* [Aim A]: Render everything from the start of the records down to the line containing "product-name: The 3p", inclusive, as a Markdown table with the columns Row and Text, giving each line a row number and omitting blank lines. Include no other lines.
- - -
Open ghostwords opened 2 years ago
This is not an issue with blocking webRequest because we can write imperative code that correctly decodes URL components. For example:
let url = new URL(details.url).searchParams.get('q');
return { redirectUrl: url };
As noted during today's call, while URL component encoding is the standard approach to preserving special characters in URL components, it's possible for URL redirectors (like https://www.google.com/url?q=SOMEURL
) to use or to switch to a custom encoding (such as Base64, or something completely custom). A custom encoding will defeat all DNR-based URL cleaner/privacy extensions, until DNR is extended to support that particular encoding. This is an example of https://github.com/w3c/webextensions/issues/151#issuecomment-1018778881.
it's possible for URL redirectors to use or to switch to a custom encoding
That defeatism argument is a recurring one and had been often used to rationalize not trying to defuse one way or another some mechanisms in the wild.
By that logic there is no point doing anything since everything can be worked around by websites. Of course we do not give up on the basis of that argument, and it works -- an approach does not have to be guaranteed to work everywhere to be useful, it has to work for enough cases.
If anything, it further shows how webRequest is useful, whereas one party may not be motivated in extending capabilities solely based on this defeatism argument, another one will be motivated and it may very well turn out that the end result is beneficial to end users. Now with MV3 the parties which are motivated to address the issues lose the ability to be proactive about it.
@gorhill, I tried to point out that this is an example of DNR inherently disadvantaging privacy and security extensions. (With webRequest
, any extension can update itself quickly to respond to a change in how a redirector works. With DNR, extensions will have to first convince each browser vendor to update the DNR API.)
I did not mean to suggest there is no point in addressing the most common scenario, namely extracting, URL-decoding and redirecting to some portion of a given URL.
Sorry, I didn't have you in mind when I posted my comment, and I actually didn't even see the discussion about this and made assumptions about how it went just from your comment, I should have waited to find out if my comment applied. I will go read the discussion.
So yeah, after reading the discussion about it, there was no point for my comment, sorry. Next time I will be more carefully to avoid pointless noise.
As maintainer of CleanLinks I actually am in this use case. Many other extensions (list dated 2018) rely on the same mechanisms.
- - -
* [Aim B]: Print everything from "it's possible for URL redirectors to" down to "proactive about it." in the webRequest discussion, unchanged.

Dataset excerpt
- - -
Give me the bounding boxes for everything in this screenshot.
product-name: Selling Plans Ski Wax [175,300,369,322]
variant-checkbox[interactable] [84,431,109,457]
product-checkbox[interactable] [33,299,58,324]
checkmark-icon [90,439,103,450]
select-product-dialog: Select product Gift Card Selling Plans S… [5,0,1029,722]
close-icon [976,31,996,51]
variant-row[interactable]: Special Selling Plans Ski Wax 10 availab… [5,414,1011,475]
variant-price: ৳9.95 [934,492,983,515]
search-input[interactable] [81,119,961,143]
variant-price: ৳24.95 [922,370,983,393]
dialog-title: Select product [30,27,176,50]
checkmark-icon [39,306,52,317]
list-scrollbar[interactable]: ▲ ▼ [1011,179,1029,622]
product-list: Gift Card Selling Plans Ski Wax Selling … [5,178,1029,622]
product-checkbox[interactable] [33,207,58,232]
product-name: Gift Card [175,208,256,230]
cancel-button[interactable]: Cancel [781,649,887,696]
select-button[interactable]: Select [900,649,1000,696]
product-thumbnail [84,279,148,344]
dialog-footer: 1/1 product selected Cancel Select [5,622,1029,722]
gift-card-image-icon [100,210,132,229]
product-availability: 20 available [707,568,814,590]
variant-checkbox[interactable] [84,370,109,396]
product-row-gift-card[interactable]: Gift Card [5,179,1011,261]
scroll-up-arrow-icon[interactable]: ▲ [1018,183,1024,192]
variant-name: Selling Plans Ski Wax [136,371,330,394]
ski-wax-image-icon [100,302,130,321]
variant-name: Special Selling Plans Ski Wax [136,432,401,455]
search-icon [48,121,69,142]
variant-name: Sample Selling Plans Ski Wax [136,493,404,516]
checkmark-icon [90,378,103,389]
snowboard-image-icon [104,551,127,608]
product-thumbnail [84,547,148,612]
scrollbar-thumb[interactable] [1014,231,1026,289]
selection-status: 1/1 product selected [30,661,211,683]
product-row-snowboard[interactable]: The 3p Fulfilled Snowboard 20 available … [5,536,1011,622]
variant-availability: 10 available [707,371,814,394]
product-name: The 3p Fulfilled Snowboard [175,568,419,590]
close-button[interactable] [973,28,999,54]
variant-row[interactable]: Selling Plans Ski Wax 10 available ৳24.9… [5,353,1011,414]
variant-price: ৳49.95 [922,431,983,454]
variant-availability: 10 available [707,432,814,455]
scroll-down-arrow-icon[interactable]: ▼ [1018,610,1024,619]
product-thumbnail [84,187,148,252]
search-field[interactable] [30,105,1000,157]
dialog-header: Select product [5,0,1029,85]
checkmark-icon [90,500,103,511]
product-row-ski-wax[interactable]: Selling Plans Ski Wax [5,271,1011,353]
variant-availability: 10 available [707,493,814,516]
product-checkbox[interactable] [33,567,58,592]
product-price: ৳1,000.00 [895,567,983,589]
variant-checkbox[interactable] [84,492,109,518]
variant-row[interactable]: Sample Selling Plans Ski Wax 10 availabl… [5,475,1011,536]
- - -
* [Exercise output A]:
| Row | Text |
|---|---|
| 1 | Give me the bounding boxes for everything in this screenshot. |
| 2 | product-name: Selling Plans Ski Wax [175,300,369,322] |
| 3 | variant-checkbox[interactable] [84,431,109,457] |
| 4 | product-checkbox[interactable] [33,299,58,324] |
| 5 | checkmark-icon [90,439,103,450] |
| 6 | select-product-dialog: Select product Gift Card Selling Plans S… [5,0,1029,722] |
| 7 | close-icon [976,31,996,51] |
| 8 | variant-row[interactable]: Special Selling Plans Ski Wax 10 availab… [5,414,1011,475] |
| 9 | variant-price: ৳9.95 [934,492,983,515] |
| 10 | search-input[interactable] [81,119,961,143] |
| 11 | variant-price: ৳24.95 [922,370,983,393] |
| 12 | dialog-title: Select product [30,27,176,50] |
| 13 | checkmark-icon [39,306,52,317] |
| 14 | list-scrollbar[interactable]: ▲ ▼ [1011,179,1029,622] |
| 15 | product-list: Gift Card Selling Plans Ski Wax Selling … [5,178,1029,622] |
| 16 | product-checkbox[interactable] [33,207,58,232] |
| 17 | product-name: Gift Card [175,208,256,230] |
| 18 | cancel-button[interactable]: Cancel [781,649,887,696] |
| 19 | select-button[interactable]: Select [900,649,1000,696] |
| 20 | product-thumbnail [84,279,148,344] |
| 21 | dialog-footer: 1/1 product selected Cancel Select [5,622,1029,722] |
| 22 | gift-card-image-icon [100,210,132,229] |
| 23 | product-availability: 20 available [707,568,814,590] |
| 24 | variant-checkbox[interactable] [84,370,109,396] |
| 25 | product-row-gift-card[interactable]: Gift Card [5,179,1011,261] |
| 26 | scroll-up-arrow-icon[interactable]: ▲ [1018,183,1024,192] |
| 27 | variant-name: Selling Plans Ski Wax [136,371,330,394] |
| 28 | ski-wax-image-icon [100,302,130,321] |
| 29 | variant-name: Special Selling Plans Ski Wax [136,432,401,455] |
| 30 | search-icon [48,121,69,142] |
| 31 | variant-name: Sample Selling Plans Ski Wax [136,493,404,516] |
| 32 | checkmark-icon [90,378,103,389] |
| 33 | snowboard-image-icon [104,551,127,608] |
| 34 | product-thumbnail [84,547,148,612] |
| 35 | scrollbar-thumb[interactable] [1014,231,1026,289] |
| 36 | selection-status: 1/1 product selected [30,661,211,683] |
| 37 | product-row-snowboard[interactable]: The 3p Fulfilled Snowboard 20 available … [5,536,1011,622] |
| 38 | variant-availability: 10 available [707,371,814,394] |
| 39 | product-name: The 3p Fulfilled Snowboard [175,568,419,590] |

* [Exercise output B]:
it's possible for URL redirectors to use or to switch to a custom encoding
That defeatism argument is a recurring one and had been often used to rationalize not trying to defuse one way or another some mechanisms in the wild.
By that logic there is no point doing anything since everything can be worked around by websites. Of course we do not give up on the basis of that argument, and it works -- an approach does not have to be guaranteed to work everywhere to be useful, it has to work for enough cases.
If anything, it further shows how webRequest is useful, whereas one party may not be motivated in extending capabilities solely based on this defeatism argument, another one will be motivated and it may very well turn out that the end result is beneficial to end users. Now with MV3 the parties which are motivated to address the issues lose the ability to be proactive about it.